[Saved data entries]
— start —

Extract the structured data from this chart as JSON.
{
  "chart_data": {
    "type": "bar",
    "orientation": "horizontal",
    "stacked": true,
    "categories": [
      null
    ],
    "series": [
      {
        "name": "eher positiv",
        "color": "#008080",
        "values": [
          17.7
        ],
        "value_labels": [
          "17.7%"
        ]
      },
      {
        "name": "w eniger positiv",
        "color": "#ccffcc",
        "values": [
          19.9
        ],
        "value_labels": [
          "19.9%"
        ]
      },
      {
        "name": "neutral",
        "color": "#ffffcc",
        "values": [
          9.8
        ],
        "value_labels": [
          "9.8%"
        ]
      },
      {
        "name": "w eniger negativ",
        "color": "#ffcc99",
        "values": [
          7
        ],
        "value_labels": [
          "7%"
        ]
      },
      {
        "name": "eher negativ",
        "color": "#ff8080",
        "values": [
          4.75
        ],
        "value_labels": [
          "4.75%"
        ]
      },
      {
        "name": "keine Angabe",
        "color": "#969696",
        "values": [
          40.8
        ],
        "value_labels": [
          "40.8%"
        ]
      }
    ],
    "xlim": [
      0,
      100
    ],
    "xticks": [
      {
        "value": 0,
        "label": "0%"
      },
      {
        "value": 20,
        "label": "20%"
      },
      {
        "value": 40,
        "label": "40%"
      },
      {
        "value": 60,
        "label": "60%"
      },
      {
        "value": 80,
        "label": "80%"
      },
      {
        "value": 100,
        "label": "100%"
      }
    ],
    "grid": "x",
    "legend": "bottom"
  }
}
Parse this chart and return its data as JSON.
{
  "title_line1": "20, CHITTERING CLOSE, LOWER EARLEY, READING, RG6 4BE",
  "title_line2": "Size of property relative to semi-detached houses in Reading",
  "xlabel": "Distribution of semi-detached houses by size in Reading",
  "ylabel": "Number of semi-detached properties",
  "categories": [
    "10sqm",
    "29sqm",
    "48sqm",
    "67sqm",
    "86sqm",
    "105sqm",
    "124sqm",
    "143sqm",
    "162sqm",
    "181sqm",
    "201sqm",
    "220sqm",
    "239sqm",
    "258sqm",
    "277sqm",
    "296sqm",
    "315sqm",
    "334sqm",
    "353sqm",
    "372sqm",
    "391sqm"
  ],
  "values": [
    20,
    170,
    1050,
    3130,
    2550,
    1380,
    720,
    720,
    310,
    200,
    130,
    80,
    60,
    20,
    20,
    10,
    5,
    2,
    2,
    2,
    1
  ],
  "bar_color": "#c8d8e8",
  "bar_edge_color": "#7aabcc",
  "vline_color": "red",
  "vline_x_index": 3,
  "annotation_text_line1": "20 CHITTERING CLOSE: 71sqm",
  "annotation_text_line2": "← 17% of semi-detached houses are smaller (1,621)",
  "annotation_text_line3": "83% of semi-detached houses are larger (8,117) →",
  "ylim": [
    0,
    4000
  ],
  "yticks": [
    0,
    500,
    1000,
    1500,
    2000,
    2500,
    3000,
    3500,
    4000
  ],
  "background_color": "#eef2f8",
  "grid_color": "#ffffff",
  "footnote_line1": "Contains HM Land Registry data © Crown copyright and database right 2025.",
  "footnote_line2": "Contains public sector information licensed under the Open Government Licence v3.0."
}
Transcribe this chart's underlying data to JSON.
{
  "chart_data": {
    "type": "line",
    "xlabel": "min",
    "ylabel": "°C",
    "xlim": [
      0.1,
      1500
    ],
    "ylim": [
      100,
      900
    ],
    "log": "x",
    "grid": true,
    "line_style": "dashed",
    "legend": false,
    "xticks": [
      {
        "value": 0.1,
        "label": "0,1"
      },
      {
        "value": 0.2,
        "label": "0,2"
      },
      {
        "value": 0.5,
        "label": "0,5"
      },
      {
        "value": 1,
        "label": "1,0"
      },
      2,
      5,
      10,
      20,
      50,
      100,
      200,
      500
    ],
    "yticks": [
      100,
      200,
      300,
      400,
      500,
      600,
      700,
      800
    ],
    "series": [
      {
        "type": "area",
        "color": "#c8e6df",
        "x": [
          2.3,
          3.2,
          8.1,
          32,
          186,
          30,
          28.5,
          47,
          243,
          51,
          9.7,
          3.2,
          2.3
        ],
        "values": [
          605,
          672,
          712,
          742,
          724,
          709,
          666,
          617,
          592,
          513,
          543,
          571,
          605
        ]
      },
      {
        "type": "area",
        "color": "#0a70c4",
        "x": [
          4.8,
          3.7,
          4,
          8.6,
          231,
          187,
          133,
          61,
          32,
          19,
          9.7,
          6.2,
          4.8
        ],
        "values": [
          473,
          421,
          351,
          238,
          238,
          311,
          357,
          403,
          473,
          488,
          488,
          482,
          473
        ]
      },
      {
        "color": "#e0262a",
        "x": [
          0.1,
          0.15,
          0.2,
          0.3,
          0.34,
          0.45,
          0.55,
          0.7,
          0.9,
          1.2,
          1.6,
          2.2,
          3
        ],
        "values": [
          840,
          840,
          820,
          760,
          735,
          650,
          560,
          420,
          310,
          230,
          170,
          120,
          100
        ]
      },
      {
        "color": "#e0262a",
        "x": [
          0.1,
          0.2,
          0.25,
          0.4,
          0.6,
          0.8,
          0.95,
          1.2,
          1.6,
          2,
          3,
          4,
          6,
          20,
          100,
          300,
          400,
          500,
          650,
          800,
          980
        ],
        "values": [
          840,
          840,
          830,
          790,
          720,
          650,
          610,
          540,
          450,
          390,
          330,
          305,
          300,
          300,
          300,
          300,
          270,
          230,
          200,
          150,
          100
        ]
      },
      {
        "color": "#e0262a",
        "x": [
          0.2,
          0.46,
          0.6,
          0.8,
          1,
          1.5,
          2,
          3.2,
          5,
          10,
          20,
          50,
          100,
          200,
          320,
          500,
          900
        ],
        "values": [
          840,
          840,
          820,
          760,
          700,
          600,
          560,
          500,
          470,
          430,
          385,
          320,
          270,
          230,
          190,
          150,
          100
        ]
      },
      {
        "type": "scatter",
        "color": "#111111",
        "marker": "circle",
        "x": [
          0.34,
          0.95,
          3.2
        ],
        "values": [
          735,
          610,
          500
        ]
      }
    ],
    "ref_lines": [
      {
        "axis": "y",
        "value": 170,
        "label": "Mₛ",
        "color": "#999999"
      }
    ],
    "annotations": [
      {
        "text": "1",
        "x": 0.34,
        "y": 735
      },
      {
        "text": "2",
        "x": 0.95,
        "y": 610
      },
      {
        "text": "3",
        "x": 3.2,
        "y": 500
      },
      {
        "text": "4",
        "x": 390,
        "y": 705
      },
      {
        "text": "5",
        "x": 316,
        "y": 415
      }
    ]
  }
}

— end —

## Objective:
Report how many lines in the data contain the word "eniger", with no words besides the number.

## Output below:
2